*WORK REQUIRED*:
Of the lines in the records that follow, how many include the word "сейчас"? Answer with a bare number.

*MATERIALS PROVIDED*:
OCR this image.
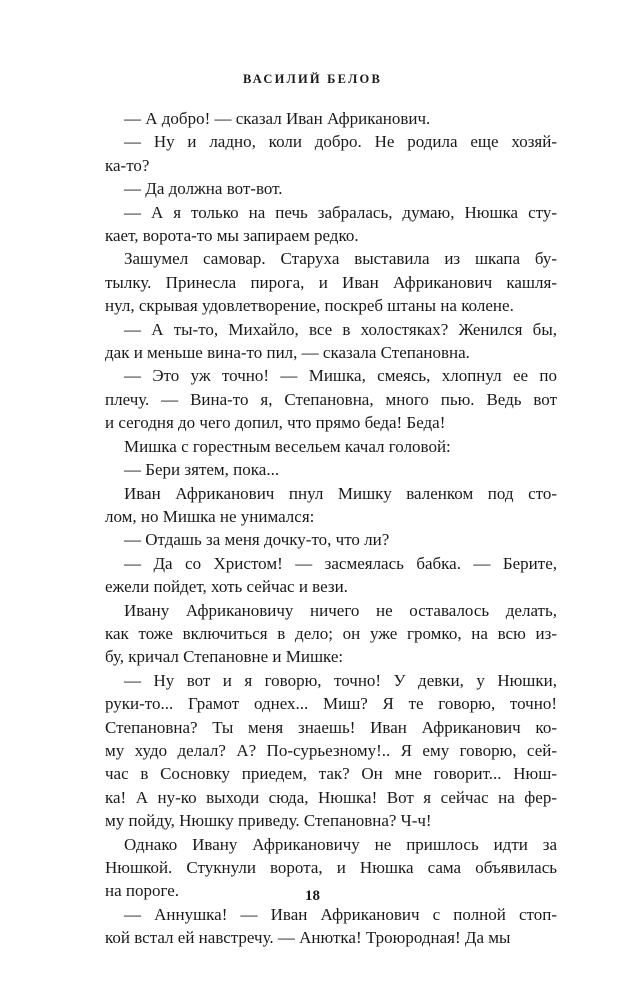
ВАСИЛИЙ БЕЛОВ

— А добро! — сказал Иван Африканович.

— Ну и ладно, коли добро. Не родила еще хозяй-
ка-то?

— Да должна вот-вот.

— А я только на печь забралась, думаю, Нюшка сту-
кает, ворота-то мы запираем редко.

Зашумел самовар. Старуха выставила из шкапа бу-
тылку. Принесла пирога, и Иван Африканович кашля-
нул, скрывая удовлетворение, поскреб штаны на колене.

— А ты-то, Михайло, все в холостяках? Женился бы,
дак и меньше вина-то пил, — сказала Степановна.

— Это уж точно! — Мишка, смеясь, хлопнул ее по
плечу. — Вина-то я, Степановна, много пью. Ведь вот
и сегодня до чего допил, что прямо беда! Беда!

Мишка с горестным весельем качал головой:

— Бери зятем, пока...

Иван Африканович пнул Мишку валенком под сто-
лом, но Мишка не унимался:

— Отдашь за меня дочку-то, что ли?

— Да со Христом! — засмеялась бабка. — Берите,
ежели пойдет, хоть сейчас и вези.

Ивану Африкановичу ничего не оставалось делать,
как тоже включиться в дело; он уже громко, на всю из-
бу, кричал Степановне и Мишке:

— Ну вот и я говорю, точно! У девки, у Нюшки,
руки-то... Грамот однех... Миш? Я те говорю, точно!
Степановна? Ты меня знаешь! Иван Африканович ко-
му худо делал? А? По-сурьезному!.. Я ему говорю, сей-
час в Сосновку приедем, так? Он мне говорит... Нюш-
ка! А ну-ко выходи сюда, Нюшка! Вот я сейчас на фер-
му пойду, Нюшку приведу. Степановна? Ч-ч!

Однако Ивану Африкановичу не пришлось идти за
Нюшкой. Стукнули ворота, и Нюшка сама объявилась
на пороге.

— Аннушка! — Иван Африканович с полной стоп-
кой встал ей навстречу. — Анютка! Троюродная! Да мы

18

*REPLY TO THE EXERCISE*:
2